Gütersloh International feiert Vielfalt mit Rekordfest und Jubiläum
Gütersloh International feiert 48. Festival mit einer bunten Hommage an die Vielfalt der Stadt
Das 48. Gütersloh International Festival wurde mit einer lebendigen Feier der kulturellen Vielfalt der Stadt begangen. Die zweitägige Veranstaltung fand am Theodor-Heuss-Platz direkt vor dem Rathaus statt und fiel zudem mit dem 200-jährigen Jubiläum Güterslohs zusammen – ein besonderer Anlass mit doppeltem Symbolcharakter.

ARBEITSAUFTRAG 1: Gib den Abschnitt des Festivalberichts von „Gütersloh International feiert Vielfalt“ bis „mit doppeltem Symbolcharakter.“ wortgetreu wieder.
ARBEITSAUFTRAG 2: Stimmen diese Aussagen mit dem Festivalbericht überein? Antworte jeweils mit Ja oder Nein und zitiere die entscheidenden Worte des Berichts wörtlich. (a) Das Festival dauerte drei Tage. (b) Die Veranstaltung fand vor dem Rathaus statt. (c) Es handelte sich um das 50. Festival.
ARBEITSAUFTRAG 3: Wie geht der Festivalbericht über Gütersloh International nach seinem letzten Satz weiter? Schreib die Fortsetzung.
Das Material spielt hierfür keine Rolle.

BEREITGESTELLTES MATERIAL:
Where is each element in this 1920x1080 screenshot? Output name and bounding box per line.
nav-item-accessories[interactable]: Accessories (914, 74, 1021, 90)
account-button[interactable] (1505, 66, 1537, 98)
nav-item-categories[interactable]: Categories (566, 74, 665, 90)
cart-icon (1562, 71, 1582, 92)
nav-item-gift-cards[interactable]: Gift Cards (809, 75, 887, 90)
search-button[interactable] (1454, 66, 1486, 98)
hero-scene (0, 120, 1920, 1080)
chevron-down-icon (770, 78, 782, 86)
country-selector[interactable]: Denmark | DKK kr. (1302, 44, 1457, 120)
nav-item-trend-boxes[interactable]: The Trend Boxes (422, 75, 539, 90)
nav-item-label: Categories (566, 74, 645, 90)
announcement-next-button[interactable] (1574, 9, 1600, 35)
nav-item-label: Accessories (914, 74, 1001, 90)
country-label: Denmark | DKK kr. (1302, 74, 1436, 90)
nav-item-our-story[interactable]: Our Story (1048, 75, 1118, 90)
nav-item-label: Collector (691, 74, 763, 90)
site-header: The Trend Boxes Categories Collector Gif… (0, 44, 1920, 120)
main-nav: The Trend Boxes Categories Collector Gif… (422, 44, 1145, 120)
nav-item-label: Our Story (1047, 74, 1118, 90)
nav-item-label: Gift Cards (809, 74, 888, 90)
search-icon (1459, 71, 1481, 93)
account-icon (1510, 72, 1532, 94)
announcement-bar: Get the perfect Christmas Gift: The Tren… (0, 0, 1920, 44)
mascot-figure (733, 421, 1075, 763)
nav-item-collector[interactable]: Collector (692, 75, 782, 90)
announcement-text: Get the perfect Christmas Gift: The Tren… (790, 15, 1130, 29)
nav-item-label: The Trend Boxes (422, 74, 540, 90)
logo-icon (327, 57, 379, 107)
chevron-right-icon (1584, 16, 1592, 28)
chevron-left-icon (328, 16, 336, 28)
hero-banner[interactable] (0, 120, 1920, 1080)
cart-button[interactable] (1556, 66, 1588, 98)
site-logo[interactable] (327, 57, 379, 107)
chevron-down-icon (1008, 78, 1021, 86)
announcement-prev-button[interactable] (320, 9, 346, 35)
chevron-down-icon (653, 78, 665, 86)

ENDGÜLTIGE ANTWORT 1:
Gütersloh International feiert Vielfalt mit Rekordfest und Jubiläum
Gütersloh International feiert 48. Festival mit einer bunten Hommage an die Vielfalt der Stadt
Das 48. Gütersloh International Festival wurde mit einer lebendigen Feier der kulturellen Vielfalt der Stadt begangen. Die zweitägige Veranstaltung fand am Theodor-Heuss-Platz direkt vor dem Rathaus statt und fiel zudem mit dem 200-jährigen Jubiläum Güterslohs zusammen – ein besonderer Anlass mit doppeltem Symbolcharakter.

ENDGÜLTIGE ANTWORT 2:
(a) Nein: „Die zweitägige Veranstaltung“
(b) Ja: „fand am Theodor-Heuss-Platz direkt vor dem Rathaus statt“
(c) Nein: „Das 48. Gütersloh International Festival“

ENDGÜLTIGE ANTWORT 3:
Bürgermeister Matthias Trepper eröffnete das Festival und betonte in seiner Rede die Werte von Toleranz, Gemeinschaft und Offenheit gegenüber anderen Kulturen. Über 40 Stände säumten den Platz, an denen verschiedene Gemeinschaften traditionelle Speisen und handgefertigte Kunsthandwerke präsentierten. In diesem Jahr war erstmals auch die iranische Community vertreten: Der Verein „Brücke der Vielfalt“ servierte persische Gerichte, die bei den Besuchern auf großes Interesse stießen.
Ein abwechslungsreiches Bühnenprogramm mit Musik und Tänzen aus aller Welt füllte den Platz mit Farbe und Rhythmus. Ein besonderer Moment entstand, als die Teilnehmer eine Menschenkette über den gesamten Platz bildeten – ein eindrucksvolles Zeichen der Verbundenheit. Zudem wurde mit einer Schweigeminute der Opfer des jüngsten Seilbahnunglücks in Lissabon gedacht.
Zu den Gästen zählte auch Liz Mohn, die Matriarchin der Bertelsmann-Familie. Sie lobte das Festival als Plattform für bereichernde Begegnungen und den Austausch zwischen Menschen unterschiedlicher Herkunft, die so enger zusammenwachsen könnten.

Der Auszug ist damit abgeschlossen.